*Exercise*. Your task is to give the data again, exactly, with every line intact.

[Data entries]
╭──

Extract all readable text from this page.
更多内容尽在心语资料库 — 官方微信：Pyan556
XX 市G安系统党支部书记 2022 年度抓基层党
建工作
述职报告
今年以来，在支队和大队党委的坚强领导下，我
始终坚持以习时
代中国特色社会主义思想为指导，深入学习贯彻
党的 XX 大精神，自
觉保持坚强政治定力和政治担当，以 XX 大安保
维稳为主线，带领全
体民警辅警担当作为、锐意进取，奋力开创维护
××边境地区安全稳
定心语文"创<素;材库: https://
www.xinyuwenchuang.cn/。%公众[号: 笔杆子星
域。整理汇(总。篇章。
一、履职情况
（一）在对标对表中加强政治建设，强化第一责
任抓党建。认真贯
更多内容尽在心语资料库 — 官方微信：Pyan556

╰──

*Written response*.
Extract all readable text from this page.
更多内容尽在心语资料库 — 官方微信：Pyan556
XX 市G安系统党支部书记 2022 年度抓基层党
建工作
述职报告
今年以来，在支队和大队党委的坚强领导下，我
始终坚持以习时
代中国特色社会主义思想为指导，深入学习贯彻
党的 XX 大精神，自
觉保持坚强政治定力和政治担当，以 XX 大安保
维稳为主线，带领全
体民警辅警担当作为、锐意进取，奋力开创维护
××边境地区安全稳
定心语文"创<素;材库: https://
www.xinyuwenchuang.cn/。%公众[号: 笔杆子星
域。整理汇(总。篇章。
一、履职情况
（一）在对标对表中加强政治建设，强化第一责
任抓党建。认真贯
更多内容尽在心语资料库 — 官方微信：Pyan556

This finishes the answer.